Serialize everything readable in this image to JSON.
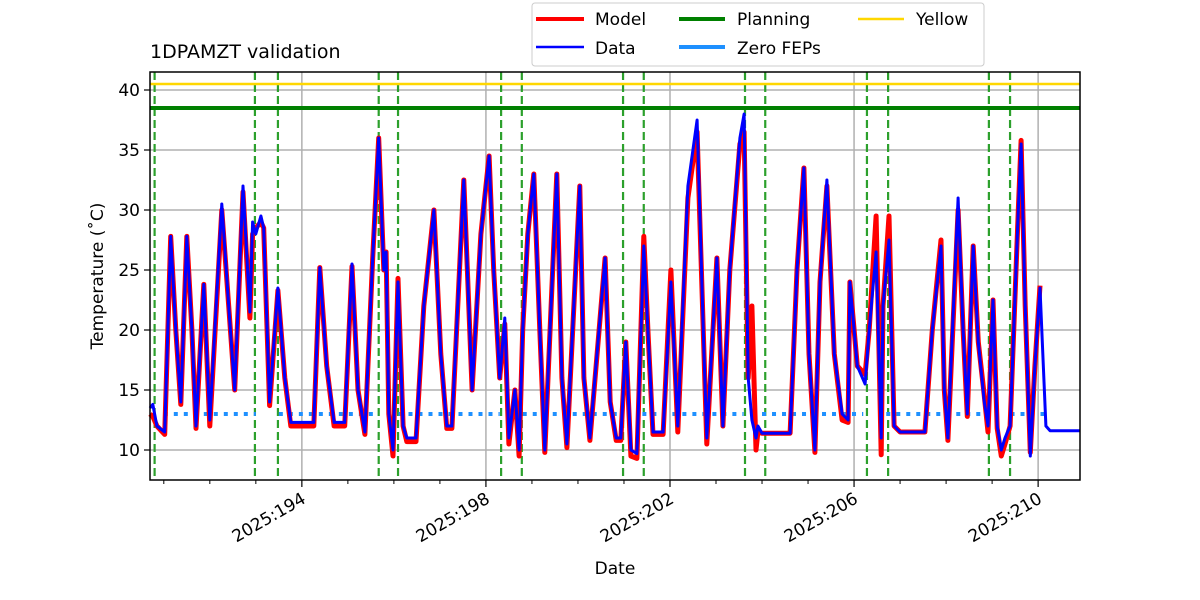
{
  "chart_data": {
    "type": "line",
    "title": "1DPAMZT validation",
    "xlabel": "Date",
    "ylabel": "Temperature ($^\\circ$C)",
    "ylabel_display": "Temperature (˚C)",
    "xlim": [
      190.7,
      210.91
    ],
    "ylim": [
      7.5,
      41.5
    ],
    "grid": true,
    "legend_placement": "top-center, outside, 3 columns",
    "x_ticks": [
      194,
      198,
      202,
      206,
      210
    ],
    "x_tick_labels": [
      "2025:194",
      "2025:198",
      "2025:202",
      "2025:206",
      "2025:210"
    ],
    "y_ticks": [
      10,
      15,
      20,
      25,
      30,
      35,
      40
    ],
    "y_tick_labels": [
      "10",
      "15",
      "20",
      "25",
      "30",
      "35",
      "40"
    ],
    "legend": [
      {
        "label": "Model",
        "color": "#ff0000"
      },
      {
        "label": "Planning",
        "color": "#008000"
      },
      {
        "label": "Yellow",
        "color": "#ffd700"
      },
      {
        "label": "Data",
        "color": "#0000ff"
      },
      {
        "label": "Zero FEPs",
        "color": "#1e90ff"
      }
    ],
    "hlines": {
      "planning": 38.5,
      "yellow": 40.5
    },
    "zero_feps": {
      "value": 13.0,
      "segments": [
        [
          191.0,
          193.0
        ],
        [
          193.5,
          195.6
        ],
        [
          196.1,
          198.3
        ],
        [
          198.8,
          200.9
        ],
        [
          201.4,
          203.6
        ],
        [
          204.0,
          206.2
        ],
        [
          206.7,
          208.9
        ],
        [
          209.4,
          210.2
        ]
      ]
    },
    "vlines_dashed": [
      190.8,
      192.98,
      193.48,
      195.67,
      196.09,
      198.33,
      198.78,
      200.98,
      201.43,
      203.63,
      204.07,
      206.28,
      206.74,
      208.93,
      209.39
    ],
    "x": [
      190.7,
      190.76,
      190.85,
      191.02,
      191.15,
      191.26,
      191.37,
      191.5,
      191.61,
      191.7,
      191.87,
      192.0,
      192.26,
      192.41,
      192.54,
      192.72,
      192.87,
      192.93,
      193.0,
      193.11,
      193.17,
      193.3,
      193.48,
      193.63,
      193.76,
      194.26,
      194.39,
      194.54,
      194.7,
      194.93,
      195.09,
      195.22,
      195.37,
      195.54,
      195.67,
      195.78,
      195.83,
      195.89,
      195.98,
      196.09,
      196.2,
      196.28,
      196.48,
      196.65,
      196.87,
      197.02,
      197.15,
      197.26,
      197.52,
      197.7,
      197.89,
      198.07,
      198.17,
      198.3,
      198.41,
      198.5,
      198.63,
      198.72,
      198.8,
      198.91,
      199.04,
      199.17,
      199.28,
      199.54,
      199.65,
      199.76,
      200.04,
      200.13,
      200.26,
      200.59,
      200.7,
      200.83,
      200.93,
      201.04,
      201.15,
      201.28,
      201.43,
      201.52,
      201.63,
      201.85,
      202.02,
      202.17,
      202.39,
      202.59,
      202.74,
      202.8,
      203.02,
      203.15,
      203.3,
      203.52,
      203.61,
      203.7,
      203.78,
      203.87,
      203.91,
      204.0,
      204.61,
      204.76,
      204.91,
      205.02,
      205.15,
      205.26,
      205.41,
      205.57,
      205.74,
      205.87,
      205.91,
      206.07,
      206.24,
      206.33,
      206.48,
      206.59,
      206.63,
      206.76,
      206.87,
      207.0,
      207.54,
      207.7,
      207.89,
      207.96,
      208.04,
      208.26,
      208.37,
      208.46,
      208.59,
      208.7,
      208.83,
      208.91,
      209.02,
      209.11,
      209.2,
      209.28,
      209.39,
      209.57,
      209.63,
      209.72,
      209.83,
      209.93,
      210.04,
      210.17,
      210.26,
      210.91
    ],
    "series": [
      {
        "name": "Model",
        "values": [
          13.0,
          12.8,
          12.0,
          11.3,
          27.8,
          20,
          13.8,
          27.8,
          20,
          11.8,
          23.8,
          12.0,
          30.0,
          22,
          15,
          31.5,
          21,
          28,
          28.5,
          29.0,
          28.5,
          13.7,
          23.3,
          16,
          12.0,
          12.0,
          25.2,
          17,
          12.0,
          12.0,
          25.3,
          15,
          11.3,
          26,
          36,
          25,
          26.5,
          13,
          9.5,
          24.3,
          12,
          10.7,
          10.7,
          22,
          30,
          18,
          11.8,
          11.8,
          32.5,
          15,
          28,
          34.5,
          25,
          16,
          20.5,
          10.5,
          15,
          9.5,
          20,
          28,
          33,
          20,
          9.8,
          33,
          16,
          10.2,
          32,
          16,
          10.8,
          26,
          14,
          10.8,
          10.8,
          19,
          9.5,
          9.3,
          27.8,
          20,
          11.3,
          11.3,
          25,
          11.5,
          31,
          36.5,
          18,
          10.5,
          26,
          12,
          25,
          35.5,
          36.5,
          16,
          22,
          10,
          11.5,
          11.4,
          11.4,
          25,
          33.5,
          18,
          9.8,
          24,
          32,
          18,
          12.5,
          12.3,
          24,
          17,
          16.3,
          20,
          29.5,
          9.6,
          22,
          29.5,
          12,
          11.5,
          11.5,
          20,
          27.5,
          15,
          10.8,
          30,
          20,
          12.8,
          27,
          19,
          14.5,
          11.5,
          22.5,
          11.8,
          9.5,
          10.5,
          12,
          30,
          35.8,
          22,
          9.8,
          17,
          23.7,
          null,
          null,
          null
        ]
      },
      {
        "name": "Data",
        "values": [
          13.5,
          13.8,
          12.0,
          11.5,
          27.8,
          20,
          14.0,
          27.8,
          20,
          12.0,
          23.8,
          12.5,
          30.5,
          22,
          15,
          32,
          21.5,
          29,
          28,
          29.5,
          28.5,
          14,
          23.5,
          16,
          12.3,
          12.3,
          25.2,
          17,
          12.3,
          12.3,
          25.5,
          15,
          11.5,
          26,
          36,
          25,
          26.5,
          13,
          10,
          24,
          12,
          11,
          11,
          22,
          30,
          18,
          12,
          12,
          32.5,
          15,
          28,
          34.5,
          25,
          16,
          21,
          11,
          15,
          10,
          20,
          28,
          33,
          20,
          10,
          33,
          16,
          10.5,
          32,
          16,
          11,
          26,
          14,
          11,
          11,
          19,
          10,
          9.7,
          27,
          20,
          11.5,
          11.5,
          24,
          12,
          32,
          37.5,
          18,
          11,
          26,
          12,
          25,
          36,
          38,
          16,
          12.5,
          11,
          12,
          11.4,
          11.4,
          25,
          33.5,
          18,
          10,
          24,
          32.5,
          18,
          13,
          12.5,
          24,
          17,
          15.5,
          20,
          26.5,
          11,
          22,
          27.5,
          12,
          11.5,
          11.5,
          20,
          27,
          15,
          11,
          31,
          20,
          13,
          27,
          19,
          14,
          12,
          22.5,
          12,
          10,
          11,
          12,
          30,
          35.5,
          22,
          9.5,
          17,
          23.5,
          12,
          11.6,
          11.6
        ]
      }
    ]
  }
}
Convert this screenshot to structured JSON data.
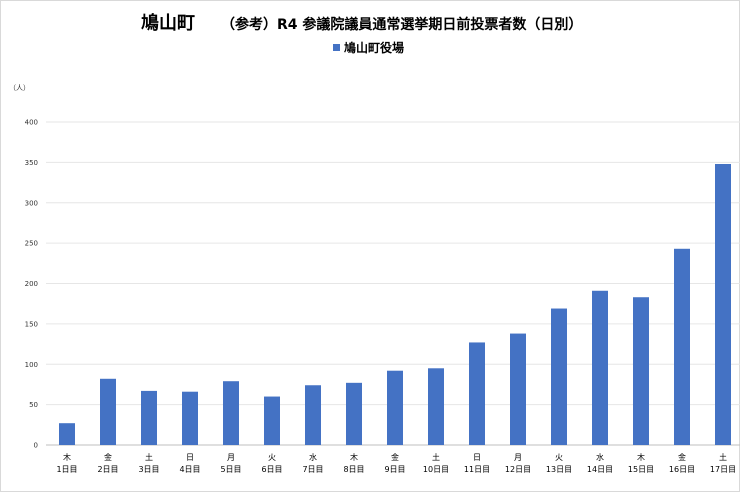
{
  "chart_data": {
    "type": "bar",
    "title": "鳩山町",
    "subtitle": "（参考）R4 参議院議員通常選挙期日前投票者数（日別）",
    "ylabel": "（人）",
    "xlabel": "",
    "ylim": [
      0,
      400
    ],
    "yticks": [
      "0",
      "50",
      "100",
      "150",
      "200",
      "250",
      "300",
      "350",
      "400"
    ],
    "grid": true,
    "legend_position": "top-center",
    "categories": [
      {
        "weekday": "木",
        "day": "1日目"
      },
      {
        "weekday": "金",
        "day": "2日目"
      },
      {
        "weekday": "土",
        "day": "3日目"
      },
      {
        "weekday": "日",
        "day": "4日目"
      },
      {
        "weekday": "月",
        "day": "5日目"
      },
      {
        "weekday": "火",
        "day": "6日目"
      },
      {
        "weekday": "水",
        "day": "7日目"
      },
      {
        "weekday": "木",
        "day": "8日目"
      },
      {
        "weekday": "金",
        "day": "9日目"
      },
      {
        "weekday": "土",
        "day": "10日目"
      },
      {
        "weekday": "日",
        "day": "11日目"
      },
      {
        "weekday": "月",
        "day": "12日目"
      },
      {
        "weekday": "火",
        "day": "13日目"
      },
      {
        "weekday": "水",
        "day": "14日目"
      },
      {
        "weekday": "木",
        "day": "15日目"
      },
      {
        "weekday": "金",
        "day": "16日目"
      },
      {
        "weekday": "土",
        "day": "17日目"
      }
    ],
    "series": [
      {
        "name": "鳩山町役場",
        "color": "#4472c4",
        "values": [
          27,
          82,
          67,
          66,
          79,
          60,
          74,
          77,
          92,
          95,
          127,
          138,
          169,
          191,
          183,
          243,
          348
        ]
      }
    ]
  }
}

######

• **Task statement**: Pull out all lines from the entries above in which the word "center" appears.

• **Answer below**:
    "legend_placement": "top-center, outside, 3 columns",
    "legend_position": "top-center",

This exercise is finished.